:: Record set

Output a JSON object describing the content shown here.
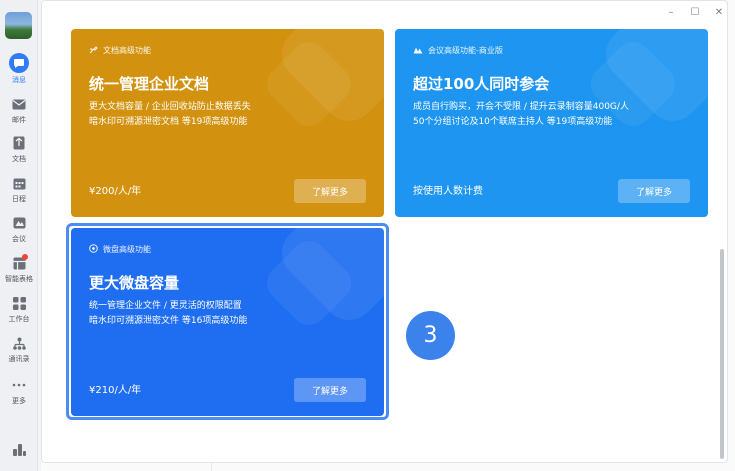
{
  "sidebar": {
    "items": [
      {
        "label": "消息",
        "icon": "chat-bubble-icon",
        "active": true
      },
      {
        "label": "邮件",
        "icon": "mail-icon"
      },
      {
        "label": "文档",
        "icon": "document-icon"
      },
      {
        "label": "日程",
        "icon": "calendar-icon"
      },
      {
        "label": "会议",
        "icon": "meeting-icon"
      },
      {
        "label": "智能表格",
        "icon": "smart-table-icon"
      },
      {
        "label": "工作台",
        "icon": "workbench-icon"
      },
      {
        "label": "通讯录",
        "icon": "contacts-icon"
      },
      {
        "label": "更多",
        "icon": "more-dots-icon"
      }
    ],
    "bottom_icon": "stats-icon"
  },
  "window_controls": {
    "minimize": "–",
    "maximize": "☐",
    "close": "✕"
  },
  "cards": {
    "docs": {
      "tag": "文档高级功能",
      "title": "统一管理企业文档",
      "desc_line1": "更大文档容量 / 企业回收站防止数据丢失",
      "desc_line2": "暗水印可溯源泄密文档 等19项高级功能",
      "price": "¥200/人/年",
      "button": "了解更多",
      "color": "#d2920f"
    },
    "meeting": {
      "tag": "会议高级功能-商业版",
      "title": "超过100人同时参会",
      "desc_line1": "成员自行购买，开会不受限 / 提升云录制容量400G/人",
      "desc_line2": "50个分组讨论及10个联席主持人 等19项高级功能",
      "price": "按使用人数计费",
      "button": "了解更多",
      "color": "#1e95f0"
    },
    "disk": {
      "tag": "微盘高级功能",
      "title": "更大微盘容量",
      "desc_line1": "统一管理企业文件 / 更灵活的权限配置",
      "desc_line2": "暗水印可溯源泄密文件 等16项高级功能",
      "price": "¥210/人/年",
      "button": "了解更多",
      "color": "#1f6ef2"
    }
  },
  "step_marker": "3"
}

::::

■ **To be done**
Every line containing the string "title" must be listed.

■ **The completed task**
      "title": "统一管理企业文档",
      "title": "超过100人同时参会",
      "title": "更大微盘容量",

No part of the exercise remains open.